**PROBLEM DETAILS:** Repeat the whole listing exactly as written.

┌────────

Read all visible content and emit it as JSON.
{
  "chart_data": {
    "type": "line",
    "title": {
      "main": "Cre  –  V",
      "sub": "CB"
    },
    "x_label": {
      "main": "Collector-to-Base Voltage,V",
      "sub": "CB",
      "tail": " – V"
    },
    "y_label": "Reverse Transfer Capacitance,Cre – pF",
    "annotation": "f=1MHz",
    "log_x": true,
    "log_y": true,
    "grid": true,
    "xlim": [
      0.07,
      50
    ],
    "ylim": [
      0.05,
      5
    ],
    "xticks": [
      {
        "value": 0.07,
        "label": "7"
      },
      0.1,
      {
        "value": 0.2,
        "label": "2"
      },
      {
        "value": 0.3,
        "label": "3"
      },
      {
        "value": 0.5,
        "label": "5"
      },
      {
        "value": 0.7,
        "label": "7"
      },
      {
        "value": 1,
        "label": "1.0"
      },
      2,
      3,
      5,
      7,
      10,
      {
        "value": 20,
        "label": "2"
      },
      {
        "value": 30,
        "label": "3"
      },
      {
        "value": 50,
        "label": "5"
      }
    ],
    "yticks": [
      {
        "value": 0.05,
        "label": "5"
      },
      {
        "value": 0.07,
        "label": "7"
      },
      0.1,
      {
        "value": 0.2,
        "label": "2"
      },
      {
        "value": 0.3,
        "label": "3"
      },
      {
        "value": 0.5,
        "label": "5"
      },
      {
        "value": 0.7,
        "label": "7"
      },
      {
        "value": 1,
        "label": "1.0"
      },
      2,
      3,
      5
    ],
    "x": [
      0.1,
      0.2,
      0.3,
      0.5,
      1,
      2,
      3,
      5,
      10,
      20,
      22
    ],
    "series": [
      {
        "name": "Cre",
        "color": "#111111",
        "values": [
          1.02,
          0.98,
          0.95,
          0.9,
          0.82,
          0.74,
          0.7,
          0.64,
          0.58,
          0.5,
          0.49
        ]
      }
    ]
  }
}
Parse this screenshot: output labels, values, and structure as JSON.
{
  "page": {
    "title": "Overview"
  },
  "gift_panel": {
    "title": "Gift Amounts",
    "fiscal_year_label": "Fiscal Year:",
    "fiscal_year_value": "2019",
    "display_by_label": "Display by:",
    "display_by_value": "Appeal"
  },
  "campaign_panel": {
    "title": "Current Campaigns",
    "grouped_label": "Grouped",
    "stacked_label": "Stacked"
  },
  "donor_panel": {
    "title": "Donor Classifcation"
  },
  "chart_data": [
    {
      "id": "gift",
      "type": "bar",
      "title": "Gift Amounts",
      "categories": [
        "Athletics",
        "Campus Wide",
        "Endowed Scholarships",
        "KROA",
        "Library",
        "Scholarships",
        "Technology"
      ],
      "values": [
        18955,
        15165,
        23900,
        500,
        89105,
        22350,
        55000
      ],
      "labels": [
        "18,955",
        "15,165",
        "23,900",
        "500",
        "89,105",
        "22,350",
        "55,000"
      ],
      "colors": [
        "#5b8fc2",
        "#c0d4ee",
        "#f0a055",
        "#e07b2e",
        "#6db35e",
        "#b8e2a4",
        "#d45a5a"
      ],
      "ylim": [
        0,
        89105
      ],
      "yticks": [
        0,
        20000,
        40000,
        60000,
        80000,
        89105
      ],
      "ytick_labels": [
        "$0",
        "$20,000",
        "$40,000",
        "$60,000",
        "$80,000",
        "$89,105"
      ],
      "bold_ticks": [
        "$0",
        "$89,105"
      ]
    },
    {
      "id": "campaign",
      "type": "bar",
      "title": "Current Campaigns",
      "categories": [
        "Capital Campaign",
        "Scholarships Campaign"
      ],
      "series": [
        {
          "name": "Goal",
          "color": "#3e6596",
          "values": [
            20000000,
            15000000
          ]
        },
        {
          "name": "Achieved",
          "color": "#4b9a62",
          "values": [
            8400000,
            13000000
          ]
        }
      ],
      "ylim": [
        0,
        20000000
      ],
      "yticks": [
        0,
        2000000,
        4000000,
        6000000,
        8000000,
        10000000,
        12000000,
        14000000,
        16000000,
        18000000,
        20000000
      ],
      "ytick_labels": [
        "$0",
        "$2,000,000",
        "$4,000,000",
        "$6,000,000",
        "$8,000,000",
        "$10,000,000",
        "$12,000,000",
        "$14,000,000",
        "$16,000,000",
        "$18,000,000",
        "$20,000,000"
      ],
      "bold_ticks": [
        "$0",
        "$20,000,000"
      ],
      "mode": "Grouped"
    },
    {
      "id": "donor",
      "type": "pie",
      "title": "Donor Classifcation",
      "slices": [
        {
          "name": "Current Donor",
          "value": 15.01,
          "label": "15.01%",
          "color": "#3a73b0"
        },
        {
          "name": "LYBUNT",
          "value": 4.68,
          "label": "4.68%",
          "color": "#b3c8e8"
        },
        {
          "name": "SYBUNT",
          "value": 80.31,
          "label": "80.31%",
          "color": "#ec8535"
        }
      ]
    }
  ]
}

└────────

**FINISHED TASK:**
Read all visible content and emit it as JSON.
{
  "chart_data": {
    "type": "line",
    "title": {
      "main": "Cre  –  V",
      "sub": "CB"
    },
    "x_label": {
      "main": "Collector-to-Base Voltage,V",
      "sub": "CB",
      "tail": " – V"
    },
    "y_label": "Reverse Transfer Capacitance,Cre – pF",
    "annotation": "f=1MHz",
    "log_x": true,
    "log_y": true,
    "grid": true,
    "xlim": [
      0.07,
      50
    ],
    "ylim": [
      0.05,
      5
    ],
    "xticks": [
      {
        "value": 0.07,
        "label": "7"
      },
      0.1,
      {
        "value": 0.2,
        "label": "2"
      },
      {
        "value": 0.3,
        "label": "3"
      },
      {
        "value": 0.5,
        "label": "5"
      },
      {
        "value": 0.7,
        "label": "7"
      },
      {
        "value": 1,
        "label": "1.0"
      },
      2,
      3,
      5,
      7,
      10,
      {
        "value": 20,
        "label": "2"
      },
      {
        "value": 30,
        "label": "3"
      },
      {
        "value": 50,
        "label": "5"
      }
    ],
    "yticks": [
      {
        "value": 0.05,
        "label": "5"
      },
      {
        "value": 0.07,
        "label": "7"
      },
      0.1,
      {
        "value": 0.2,
        "label": "2"
      },
      {
        "value": 0.3,
        "label": "3"
      },
      {
        "value": 0.5,
        "label": "5"
      },
      {
        "value": 0.7,
        "label": "7"
      },
      {
        "value": 1,
        "label": "1.0"
      },
      2,
      3,
      5
    ],
    "x": [
      0.1,
      0.2,
      0.3,
      0.5,
      1,
      2,
      3,
      5,
      10,
      20,
      22
    ],
    "series": [
      {
        "name": "Cre",
        "color": "#111111",
        "values": [
          1.02,
          0.98,
          0.95,
          0.9,
          0.82,
          0.74,
          0.7,
          0.64,
          0.58,
          0.5,
          0.49
        ]
      }
    ]
  }
}
Parse this screenshot: output labels, values, and structure as JSON.
{
  "page": {
    "title": "Overview"
  },
  "gift_panel": {
    "title": "Gift Amounts",
    "fiscal_year_label": "Fiscal Year:",
    "fiscal_year_value": "2019",
    "display_by_label": "Display by:",
    "display_by_value": "Appeal"
  },
  "campaign_panel": {
    "title": "Current Campaigns",
    "grouped_label": "Grouped",
    "stacked_label": "Stacked"
  },
  "donor_panel": {
    "title": "Donor Classifcation"
  },
  "chart_data": [
    {
      "id": "gift",
      "type": "bar",
      "title": "Gift Amounts",
      "categories": [
        "Athletics",
        "Campus Wide",
        "Endowed Scholarships",
        "KROA",
        "Library",
        "Scholarships",
        "Technology"
      ],
      "values": [
        18955,
        15165,
        23900,
        500,
        89105,
        22350,
        55000
      ],
      "labels": [
        "18,955",
        "15,165",
        "23,900",
        "500",
        "89,105",
        "22,350",
        "55,000"
      ],
      "colors": [
        "#5b8fc2",
        "#c0d4ee",
        "#f0a055",
        "#e07b2e",
        "#6db35e",
        "#b8e2a4",
        "#d45a5a"
      ],
      "ylim": [
        0,
        89105
      ],
      "yticks": [
        0,
        20000,
        40000,
        60000,
        80000,
        89105
      ],
      "ytick_labels": [
        "$0",
        "$20,000",
        "$40,000",
        "$60,000",
        "$80,000",
        "$89,105"
      ],
      "bold_ticks": [
        "$0",
        "$89,105"
      ]
    },
    {
      "id": "campaign",
      "type": "bar",
      "title": "Current Campaigns",
      "categories": [
        "Capital Campaign",
        "Scholarships Campaign"
      ],
      "series": [
        {
          "name": "Goal",
          "color": "#3e6596",
          "values": [
            20000000,
            15000000
          ]
        },
        {
          "name": "Achieved",
          "color": "#4b9a62",
          "values": [
            8400000,
            13000000
          ]
        }
      ],
      "ylim": [
        0,
        20000000
      ],
      "yticks": [
        0,
        2000000,
        4000000,
        6000000,
        8000000,
        10000000,
        12000000,
        14000000,
        16000000,
        18000000,
        20000000
      ],
      "ytick_labels": [
        "$0",
        "$2,000,000",
        "$4,000,000",
        "$6,000,000",
        "$8,000,000",
        "$10,000,000",
        "$12,000,000",
        "$14,000,000",
        "$16,000,000",
        "$18,000,000",
        "$20,000,000"
      ],
      "bold_ticks": [
        "$0",
        "$20,000,000"
      ],
      "mode": "Grouped"
    },
    {
      "id": "donor",
      "type": "pie",
      "title": "Donor Classifcation",
      "slices": [
        {
          "name": "Current Donor",
          "value": 15.01,
          "label": "15.01%",
          "color": "#3a73b0"
        },
        {
          "name": "LYBUNT",
          "value": 4.68,
          "label": "4.68%",
          "color": "#b3c8e8"
        },
        {
          "name": "SYBUNT",
          "value": 80.31,
          "label": "80.31%",
          "color": "#ec8535"
        }
      ]
    }
  ]
}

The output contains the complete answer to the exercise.